-- Begin EXTRACTED MATERIAL --
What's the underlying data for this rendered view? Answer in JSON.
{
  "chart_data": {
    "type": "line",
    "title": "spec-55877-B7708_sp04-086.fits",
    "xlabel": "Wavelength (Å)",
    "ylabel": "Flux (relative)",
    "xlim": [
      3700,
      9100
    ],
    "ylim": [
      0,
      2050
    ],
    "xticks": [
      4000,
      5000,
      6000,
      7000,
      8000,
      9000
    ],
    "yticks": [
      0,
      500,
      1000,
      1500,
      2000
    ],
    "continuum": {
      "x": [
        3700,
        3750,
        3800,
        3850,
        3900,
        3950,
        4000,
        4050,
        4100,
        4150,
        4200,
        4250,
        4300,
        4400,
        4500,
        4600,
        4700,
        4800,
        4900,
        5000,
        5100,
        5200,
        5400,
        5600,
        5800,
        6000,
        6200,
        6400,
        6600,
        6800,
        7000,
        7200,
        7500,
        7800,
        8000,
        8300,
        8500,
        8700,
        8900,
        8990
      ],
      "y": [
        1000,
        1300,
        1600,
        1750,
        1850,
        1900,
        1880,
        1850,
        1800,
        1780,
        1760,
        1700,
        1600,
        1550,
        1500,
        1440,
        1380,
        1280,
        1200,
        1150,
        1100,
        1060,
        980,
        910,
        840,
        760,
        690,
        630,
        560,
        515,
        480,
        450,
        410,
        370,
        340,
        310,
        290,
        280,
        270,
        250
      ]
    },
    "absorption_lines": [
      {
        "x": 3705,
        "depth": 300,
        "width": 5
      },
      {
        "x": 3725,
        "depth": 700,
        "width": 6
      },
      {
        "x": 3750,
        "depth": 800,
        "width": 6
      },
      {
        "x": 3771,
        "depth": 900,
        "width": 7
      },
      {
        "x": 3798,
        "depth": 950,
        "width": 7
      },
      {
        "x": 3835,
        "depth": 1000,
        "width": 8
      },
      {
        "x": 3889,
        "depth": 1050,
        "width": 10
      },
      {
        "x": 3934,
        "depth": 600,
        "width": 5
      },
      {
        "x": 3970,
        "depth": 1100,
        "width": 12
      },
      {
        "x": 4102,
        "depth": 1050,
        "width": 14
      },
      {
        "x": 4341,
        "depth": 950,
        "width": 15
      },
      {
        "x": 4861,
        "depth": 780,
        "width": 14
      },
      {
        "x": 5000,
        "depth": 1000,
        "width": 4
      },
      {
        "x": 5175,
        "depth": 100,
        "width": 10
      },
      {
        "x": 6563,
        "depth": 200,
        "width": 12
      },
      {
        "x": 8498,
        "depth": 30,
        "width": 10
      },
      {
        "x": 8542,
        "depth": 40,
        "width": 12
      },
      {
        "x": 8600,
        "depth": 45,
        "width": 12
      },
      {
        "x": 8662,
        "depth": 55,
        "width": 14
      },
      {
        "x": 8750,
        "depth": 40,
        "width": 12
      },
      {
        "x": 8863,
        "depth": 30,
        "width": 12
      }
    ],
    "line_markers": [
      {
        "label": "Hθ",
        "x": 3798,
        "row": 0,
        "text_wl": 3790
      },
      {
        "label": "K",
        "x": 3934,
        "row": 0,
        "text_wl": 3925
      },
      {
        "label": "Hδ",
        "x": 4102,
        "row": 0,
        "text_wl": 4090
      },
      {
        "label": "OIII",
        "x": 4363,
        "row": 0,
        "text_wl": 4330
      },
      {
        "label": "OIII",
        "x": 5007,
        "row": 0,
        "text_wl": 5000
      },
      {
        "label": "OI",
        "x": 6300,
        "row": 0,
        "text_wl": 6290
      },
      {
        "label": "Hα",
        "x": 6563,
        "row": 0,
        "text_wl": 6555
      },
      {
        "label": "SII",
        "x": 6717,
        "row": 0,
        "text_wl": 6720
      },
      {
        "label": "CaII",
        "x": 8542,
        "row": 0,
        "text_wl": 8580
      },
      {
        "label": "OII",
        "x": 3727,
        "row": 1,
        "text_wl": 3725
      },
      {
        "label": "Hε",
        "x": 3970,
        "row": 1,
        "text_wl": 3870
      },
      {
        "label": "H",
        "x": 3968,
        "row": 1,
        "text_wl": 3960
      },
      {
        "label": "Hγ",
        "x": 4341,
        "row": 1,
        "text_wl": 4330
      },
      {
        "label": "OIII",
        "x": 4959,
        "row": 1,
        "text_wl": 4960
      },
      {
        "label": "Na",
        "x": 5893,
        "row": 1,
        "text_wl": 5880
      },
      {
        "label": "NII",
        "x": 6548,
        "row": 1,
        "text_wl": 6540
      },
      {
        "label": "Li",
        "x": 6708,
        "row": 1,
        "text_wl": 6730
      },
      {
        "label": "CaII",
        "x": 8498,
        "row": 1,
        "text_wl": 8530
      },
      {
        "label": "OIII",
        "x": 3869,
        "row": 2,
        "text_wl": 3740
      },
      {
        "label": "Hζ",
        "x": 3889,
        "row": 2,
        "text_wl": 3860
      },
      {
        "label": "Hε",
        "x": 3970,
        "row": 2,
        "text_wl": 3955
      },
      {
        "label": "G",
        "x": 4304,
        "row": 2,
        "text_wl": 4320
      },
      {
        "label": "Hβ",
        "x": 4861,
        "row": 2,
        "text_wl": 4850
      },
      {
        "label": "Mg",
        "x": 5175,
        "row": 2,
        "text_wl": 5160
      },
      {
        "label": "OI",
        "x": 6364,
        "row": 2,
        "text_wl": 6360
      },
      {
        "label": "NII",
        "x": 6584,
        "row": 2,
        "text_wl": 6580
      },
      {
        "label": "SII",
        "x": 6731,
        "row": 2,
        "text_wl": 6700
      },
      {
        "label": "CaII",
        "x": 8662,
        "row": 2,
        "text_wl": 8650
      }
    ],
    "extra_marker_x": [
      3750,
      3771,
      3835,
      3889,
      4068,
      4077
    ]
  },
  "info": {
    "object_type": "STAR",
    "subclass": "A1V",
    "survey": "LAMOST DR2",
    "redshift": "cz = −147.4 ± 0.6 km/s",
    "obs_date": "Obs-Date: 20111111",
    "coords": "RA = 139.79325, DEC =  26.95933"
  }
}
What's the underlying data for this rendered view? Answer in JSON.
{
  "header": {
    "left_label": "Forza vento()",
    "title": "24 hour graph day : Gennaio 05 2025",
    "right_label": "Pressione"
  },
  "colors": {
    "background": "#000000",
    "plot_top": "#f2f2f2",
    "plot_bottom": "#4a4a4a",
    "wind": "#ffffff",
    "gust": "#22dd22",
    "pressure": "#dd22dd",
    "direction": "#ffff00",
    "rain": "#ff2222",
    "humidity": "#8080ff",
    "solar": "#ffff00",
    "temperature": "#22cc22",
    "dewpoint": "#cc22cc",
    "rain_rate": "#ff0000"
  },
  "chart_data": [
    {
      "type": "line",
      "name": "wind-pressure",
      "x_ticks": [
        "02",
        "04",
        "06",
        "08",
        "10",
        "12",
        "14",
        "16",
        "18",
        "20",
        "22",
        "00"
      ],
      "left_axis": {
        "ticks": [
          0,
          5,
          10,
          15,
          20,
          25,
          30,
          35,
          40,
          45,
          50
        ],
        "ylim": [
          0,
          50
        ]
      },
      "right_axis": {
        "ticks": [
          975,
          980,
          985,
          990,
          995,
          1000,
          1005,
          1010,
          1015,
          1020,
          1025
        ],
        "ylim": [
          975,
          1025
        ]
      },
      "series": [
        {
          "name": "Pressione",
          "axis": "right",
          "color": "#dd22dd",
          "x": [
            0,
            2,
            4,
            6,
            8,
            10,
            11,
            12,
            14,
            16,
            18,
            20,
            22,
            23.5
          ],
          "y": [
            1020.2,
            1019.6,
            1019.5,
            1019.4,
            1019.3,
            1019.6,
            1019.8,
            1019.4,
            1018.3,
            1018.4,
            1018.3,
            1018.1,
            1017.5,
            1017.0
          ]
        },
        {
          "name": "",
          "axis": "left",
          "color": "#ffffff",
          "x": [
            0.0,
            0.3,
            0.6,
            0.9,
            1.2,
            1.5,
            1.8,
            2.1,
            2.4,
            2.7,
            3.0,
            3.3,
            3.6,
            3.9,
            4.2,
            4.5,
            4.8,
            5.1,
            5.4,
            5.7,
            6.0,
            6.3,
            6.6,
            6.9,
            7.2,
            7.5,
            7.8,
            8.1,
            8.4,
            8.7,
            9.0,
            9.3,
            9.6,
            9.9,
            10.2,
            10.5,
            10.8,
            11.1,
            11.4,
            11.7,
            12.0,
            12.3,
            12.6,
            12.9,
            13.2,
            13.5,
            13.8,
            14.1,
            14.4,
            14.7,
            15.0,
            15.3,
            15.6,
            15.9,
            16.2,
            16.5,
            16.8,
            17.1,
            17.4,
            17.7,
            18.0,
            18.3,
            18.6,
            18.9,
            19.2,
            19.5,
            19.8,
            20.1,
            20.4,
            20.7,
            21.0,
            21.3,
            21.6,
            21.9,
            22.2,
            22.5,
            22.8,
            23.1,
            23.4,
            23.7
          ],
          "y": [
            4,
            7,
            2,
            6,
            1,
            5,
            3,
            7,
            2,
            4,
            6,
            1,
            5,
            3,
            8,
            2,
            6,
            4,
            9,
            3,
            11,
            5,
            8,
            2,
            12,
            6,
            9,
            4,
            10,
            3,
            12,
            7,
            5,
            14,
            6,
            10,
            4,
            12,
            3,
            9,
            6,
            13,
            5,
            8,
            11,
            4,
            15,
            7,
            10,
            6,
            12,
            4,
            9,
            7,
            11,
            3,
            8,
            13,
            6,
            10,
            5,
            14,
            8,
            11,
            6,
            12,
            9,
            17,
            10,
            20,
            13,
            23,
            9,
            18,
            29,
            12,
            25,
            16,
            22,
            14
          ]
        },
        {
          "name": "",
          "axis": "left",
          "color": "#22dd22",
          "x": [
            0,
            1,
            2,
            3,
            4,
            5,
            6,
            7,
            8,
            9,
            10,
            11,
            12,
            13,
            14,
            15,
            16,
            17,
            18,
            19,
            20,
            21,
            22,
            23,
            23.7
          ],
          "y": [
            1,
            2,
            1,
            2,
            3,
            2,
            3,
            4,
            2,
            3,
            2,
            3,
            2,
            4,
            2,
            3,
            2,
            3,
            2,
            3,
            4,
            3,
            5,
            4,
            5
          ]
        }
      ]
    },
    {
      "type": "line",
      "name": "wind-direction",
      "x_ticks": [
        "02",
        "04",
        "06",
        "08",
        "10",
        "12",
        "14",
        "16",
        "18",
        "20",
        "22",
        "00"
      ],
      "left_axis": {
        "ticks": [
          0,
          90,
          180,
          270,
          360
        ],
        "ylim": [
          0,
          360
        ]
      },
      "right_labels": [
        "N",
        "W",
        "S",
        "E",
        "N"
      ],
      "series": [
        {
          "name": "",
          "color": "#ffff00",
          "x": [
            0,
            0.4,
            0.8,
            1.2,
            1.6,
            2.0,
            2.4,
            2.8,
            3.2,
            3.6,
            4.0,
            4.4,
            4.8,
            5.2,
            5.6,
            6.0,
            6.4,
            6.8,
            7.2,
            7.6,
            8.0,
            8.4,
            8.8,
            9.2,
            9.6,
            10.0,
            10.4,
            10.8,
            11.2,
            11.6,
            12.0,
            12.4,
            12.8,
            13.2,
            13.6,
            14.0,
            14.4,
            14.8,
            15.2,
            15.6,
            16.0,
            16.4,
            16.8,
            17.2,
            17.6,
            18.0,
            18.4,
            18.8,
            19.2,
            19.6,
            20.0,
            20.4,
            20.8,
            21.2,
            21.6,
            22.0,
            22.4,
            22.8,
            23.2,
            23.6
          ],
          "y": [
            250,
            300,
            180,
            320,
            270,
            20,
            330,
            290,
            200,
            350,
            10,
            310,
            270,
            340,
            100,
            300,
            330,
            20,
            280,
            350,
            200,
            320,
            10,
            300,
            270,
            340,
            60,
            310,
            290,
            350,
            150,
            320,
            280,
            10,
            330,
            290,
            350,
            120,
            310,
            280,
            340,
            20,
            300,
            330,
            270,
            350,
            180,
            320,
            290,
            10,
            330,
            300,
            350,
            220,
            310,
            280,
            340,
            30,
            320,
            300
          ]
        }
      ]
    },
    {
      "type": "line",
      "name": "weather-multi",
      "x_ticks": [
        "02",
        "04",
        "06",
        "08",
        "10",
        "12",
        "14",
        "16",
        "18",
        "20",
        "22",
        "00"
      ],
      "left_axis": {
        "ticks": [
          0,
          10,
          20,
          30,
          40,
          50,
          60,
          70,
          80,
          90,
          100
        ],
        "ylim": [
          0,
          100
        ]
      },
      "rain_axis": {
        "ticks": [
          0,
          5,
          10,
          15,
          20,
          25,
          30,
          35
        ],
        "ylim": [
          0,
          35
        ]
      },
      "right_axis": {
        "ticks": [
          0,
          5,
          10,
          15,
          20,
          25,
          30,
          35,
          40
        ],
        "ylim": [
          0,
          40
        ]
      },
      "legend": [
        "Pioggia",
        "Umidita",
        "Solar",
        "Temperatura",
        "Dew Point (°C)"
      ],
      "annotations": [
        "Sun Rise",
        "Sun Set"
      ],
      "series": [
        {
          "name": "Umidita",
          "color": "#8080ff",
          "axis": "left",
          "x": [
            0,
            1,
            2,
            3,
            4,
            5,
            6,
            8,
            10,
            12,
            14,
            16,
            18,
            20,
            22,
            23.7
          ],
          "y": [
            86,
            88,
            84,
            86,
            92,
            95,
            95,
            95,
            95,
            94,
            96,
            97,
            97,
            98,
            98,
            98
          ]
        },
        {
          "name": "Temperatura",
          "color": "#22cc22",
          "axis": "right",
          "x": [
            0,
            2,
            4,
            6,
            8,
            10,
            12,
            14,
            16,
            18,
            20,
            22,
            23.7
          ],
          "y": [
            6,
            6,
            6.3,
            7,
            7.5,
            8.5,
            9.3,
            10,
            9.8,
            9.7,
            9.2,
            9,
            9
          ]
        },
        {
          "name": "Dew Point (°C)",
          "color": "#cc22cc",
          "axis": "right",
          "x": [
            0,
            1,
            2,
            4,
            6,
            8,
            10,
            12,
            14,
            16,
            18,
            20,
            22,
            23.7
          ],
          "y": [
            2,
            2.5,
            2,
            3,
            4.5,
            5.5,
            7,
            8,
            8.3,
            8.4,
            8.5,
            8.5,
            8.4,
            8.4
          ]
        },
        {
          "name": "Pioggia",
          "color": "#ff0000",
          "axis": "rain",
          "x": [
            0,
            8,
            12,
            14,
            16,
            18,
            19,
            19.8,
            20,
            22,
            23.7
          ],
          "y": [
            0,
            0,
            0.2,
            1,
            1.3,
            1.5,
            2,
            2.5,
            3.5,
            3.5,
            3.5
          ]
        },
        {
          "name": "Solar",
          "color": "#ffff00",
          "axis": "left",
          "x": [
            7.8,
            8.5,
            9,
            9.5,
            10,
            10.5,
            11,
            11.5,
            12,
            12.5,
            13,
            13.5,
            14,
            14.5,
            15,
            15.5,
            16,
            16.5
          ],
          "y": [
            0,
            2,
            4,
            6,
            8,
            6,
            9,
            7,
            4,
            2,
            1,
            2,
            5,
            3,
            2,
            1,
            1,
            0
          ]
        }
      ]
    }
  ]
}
-- End EXTRACTED MATERIAL --
*EXERCISE OBJECTIVE*
Tally the lines in the listing that hold "name" and report the number alone.

*ANSWER TO THIS EXERCISE*
12